- [GOAL]
Extract the lines that hold the string "initial".

- [Saved data entries]
_ _ _

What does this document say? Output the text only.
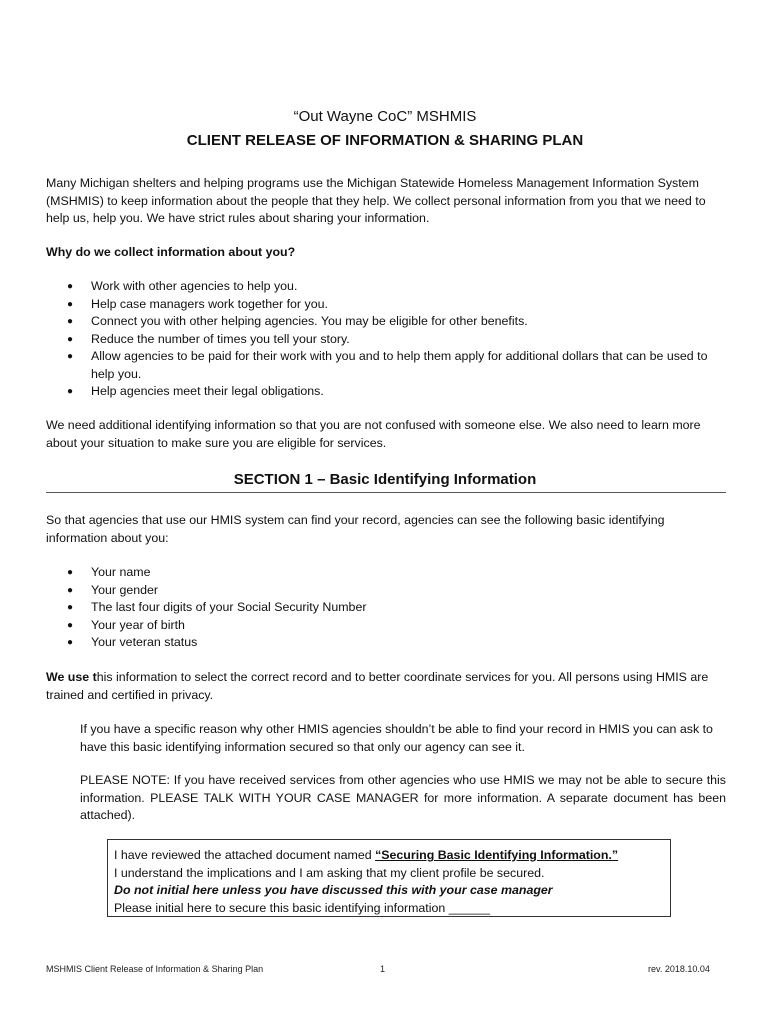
“Out Wayne CoC” MSHMIS
CLIENT RELEASE OF INFORMATION & SHARING PLAN

Many Michigan shelters and helping programs use the Michigan Statewide Homeless Management Information System (MSHMIS) to keep information about the people that they help. We collect personal information from you that we need to help us, help you. We have strict rules about sharing your information.

Why do we collect information about you?

● Work with other agencies to help you.
● Help case managers work together for you.
● Connect you with other helping agencies. You may be eligible for other benefits.
● Reduce the number of times you tell your story.
● Allow agencies to be paid for their work with you and to help them apply for additional dollars that can be used to help you.
● Help agencies meet their legal obligations.

We need additional identifying information so that you are not confused with someone else. We also need to learn more about your situation to make sure you are eligible for services.

SECTION 1 – Basic Identifying Information

So that agencies that use our HMIS system can find your record, agencies can see the following basic identifying information about you:

● Your name
● Your gender
● The last four digits of your Social Security Number
● Your year of birth
● Your veteran status

We use this information to select the correct record and to better coordinate services for you. All persons using HMIS are trained and certified in privacy.

If you have a specific reason why other HMIS agencies shouldn’t be able to find your record in HMIS you can ask to have this basic identifying information secured so that only our agency can see it.

PLEASE NOTE: If you have received services from other agencies who use HMIS we may not be able to secure this information. PLEASE TALK WITH YOUR CASE MANAGER for more information. A separate document has been attached).

I have reviewed the attached document named “Securing Basic Identifying Information.”
I understand the implications and I am asking that my client profile be secured.
Do not initial here unless you have discussed this with your case manager
Please initial here to secure this basic identifying information ______
MSHMIS Client Release of Information & Sharing Plan	1	rev. 2018.10.04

_ _ _

- [ANSWER FOR THIS EXERCISE]
Do not initial here unless you have discussed this with your case manager
Please initial here to secure this basic identifying information ______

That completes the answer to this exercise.